» STATED TASK:
Go through the material below and count the lines with the string "Actions"; the number is the whole answer.

» MATERIAL PROVIDED:
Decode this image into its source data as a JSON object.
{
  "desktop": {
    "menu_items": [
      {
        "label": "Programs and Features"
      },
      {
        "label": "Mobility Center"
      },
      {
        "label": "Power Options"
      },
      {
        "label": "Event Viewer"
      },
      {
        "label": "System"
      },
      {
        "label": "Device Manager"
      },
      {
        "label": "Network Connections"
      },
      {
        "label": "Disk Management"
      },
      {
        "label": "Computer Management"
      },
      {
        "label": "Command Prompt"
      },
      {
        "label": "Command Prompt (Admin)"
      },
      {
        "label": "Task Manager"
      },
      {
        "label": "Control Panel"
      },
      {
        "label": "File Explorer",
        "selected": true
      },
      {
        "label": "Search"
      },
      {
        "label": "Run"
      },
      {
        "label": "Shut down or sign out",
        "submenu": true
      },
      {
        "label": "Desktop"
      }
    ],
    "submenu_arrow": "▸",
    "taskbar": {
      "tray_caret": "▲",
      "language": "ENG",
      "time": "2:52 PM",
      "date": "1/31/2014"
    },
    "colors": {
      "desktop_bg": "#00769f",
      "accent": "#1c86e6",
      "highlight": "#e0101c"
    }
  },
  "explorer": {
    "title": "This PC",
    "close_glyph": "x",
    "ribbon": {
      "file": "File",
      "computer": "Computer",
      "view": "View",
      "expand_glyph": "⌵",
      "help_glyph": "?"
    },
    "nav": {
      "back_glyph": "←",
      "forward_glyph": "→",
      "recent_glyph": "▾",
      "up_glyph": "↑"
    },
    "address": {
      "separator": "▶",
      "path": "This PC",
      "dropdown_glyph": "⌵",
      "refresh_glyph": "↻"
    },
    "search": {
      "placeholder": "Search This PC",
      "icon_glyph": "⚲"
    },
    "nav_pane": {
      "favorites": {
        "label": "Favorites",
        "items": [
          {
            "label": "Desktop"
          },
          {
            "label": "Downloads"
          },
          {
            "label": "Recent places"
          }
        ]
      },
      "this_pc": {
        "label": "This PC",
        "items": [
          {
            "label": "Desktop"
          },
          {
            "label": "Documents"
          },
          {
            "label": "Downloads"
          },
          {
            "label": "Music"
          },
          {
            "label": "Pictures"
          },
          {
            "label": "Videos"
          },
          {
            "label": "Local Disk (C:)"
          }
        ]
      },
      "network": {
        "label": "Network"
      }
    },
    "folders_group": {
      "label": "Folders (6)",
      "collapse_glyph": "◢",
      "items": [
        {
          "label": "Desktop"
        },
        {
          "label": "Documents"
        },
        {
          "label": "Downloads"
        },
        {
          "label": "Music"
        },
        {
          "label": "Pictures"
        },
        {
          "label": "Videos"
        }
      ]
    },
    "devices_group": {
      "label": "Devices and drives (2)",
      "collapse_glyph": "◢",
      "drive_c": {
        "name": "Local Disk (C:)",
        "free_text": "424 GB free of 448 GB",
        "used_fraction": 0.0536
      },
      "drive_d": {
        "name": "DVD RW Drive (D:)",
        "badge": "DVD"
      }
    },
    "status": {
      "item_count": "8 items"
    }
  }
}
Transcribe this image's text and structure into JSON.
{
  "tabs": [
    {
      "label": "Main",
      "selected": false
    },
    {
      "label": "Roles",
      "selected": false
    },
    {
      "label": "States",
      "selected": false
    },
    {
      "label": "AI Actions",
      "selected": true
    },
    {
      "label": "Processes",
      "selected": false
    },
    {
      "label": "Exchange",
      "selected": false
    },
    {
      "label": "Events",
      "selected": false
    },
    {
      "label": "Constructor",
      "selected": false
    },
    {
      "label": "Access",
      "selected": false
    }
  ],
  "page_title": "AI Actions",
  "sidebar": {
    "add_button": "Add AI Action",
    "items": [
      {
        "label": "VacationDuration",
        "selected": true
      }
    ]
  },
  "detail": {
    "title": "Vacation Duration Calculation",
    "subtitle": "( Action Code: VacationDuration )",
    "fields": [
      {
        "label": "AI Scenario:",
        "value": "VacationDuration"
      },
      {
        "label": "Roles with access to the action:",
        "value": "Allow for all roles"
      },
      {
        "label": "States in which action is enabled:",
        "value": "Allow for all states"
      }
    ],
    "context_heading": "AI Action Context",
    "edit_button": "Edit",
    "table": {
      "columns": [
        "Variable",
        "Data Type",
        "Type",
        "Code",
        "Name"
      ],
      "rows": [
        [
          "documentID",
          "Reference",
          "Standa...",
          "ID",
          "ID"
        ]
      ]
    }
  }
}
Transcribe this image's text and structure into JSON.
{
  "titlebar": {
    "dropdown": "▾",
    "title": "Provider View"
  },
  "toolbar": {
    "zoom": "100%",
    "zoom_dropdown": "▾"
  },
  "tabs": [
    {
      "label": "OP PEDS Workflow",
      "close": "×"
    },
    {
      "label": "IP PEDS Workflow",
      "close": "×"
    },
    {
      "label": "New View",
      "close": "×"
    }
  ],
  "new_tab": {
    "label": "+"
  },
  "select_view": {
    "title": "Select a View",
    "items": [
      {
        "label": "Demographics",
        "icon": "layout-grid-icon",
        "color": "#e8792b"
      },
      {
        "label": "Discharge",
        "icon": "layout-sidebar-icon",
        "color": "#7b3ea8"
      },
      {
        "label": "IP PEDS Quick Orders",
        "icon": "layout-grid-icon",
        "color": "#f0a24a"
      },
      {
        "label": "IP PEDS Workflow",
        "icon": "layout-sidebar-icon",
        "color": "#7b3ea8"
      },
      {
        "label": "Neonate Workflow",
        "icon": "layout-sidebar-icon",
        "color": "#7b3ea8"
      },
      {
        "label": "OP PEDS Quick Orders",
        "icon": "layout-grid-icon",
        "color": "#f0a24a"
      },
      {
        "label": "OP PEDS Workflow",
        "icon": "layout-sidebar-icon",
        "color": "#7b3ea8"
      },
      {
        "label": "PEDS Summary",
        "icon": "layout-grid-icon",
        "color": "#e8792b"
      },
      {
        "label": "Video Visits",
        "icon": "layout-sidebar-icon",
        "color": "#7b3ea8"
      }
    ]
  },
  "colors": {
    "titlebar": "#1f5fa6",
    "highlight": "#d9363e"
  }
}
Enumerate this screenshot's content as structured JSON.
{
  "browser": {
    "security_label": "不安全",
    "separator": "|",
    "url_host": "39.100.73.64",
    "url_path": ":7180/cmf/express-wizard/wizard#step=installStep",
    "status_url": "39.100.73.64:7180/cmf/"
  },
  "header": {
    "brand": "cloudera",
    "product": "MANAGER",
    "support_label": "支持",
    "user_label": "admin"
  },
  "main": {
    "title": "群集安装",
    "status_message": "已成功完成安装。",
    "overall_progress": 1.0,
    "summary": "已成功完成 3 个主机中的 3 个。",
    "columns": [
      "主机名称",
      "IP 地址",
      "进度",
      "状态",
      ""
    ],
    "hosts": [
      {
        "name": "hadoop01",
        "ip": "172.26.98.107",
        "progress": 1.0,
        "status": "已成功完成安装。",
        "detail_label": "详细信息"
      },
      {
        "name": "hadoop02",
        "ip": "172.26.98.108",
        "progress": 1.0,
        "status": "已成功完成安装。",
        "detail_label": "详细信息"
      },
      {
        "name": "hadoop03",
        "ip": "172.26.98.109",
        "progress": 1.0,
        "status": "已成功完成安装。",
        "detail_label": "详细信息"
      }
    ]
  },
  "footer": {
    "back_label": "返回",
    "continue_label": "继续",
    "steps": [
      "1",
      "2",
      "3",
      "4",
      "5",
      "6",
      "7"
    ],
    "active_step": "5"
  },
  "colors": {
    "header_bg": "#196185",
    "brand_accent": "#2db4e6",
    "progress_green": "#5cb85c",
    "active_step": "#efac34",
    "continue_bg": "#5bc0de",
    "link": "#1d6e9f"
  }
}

» RESPONSE:
2